Objective:
Which lines contain the word "type"? Return each of them as written.

(Entries from a dataset)
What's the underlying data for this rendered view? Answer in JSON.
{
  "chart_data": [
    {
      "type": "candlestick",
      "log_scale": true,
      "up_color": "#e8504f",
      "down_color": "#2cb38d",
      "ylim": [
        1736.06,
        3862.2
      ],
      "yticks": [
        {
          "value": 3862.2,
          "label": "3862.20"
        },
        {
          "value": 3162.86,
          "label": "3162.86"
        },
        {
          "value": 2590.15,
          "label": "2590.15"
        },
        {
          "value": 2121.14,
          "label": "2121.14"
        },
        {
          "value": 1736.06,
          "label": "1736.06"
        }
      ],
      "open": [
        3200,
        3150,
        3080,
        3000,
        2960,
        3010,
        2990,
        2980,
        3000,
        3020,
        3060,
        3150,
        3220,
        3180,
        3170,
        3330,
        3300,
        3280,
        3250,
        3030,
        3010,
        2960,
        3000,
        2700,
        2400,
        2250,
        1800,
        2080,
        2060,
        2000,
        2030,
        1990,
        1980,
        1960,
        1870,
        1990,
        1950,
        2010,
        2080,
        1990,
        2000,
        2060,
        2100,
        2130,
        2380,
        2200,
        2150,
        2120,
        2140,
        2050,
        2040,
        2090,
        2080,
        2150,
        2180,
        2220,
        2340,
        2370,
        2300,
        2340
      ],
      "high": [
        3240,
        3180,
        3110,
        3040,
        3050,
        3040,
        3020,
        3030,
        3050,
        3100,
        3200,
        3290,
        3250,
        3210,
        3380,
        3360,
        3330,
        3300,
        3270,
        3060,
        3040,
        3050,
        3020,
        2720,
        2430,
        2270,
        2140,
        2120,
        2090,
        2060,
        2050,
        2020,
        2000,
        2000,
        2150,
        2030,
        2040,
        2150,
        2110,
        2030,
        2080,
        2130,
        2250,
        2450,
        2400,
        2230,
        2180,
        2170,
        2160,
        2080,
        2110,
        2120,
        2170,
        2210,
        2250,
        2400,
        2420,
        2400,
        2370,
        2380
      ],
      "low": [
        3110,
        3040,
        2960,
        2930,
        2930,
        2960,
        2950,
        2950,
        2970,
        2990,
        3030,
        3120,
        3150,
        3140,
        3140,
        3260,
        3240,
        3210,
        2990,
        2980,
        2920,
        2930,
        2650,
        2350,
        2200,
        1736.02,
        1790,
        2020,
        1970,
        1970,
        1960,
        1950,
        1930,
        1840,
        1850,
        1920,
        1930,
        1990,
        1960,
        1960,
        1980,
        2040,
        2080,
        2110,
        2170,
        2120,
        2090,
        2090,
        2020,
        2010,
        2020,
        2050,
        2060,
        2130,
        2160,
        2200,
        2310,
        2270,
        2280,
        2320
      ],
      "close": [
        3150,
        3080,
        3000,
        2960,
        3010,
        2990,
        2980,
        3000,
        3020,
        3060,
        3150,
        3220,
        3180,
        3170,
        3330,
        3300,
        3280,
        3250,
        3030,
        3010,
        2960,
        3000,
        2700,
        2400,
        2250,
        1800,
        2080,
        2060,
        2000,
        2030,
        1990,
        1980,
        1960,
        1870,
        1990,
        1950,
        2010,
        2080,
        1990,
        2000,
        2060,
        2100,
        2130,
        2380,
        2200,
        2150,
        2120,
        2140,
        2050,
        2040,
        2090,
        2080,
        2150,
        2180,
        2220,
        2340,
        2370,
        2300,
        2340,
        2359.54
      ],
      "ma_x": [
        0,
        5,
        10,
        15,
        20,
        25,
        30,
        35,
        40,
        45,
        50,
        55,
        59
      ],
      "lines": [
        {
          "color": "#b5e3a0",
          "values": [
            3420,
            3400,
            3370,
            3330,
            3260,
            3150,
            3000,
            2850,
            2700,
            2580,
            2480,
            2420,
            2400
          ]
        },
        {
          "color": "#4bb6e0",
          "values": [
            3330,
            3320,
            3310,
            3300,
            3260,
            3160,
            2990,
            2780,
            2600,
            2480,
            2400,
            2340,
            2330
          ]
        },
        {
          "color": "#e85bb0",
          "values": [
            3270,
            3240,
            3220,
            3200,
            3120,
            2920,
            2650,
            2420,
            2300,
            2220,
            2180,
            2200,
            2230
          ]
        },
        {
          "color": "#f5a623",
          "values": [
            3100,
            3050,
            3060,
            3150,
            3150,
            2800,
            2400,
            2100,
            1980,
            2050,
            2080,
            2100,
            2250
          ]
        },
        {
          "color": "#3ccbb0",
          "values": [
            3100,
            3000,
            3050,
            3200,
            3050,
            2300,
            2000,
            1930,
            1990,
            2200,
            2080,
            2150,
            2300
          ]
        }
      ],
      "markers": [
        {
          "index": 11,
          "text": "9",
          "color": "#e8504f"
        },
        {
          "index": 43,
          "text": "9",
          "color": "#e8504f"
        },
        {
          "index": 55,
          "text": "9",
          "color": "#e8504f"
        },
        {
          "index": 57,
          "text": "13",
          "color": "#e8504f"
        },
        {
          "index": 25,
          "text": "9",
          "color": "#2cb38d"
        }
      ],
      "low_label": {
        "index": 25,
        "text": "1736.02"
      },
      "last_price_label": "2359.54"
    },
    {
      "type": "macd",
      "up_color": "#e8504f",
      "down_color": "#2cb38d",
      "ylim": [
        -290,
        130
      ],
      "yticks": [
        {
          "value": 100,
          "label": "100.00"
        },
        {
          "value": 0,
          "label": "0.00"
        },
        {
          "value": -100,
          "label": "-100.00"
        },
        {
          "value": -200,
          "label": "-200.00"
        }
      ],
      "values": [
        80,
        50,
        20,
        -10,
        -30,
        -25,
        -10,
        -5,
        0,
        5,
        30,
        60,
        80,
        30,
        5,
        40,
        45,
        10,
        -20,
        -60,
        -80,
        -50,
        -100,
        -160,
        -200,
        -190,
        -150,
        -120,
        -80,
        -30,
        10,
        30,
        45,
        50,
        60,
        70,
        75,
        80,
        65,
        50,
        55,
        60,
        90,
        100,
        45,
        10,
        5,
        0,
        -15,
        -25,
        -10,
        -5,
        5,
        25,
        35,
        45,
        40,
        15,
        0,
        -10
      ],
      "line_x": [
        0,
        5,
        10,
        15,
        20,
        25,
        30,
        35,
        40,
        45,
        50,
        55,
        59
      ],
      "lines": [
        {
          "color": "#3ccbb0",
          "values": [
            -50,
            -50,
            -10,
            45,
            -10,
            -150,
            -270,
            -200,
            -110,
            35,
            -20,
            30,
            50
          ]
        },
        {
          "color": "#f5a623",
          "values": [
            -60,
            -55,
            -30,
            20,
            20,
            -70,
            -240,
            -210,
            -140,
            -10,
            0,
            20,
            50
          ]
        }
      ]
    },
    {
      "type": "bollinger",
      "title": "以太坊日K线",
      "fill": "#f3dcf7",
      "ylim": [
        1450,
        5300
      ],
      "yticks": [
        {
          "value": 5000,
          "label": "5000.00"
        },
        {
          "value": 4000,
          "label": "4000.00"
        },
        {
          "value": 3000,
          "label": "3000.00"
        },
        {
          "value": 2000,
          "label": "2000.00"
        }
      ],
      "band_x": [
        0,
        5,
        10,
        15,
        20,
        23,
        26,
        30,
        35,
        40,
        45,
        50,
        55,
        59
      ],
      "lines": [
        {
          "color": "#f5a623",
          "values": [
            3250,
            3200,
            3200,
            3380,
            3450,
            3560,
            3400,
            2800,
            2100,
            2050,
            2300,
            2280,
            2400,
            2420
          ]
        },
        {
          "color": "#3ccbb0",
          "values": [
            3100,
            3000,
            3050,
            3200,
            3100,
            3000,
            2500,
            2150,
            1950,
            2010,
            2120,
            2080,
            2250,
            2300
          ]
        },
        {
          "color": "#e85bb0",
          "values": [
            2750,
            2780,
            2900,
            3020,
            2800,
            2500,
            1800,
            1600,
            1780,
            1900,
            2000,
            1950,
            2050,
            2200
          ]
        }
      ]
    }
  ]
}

Full response:
      "type": "candlestick",
      "type": "macd",
      "type": "bollinger",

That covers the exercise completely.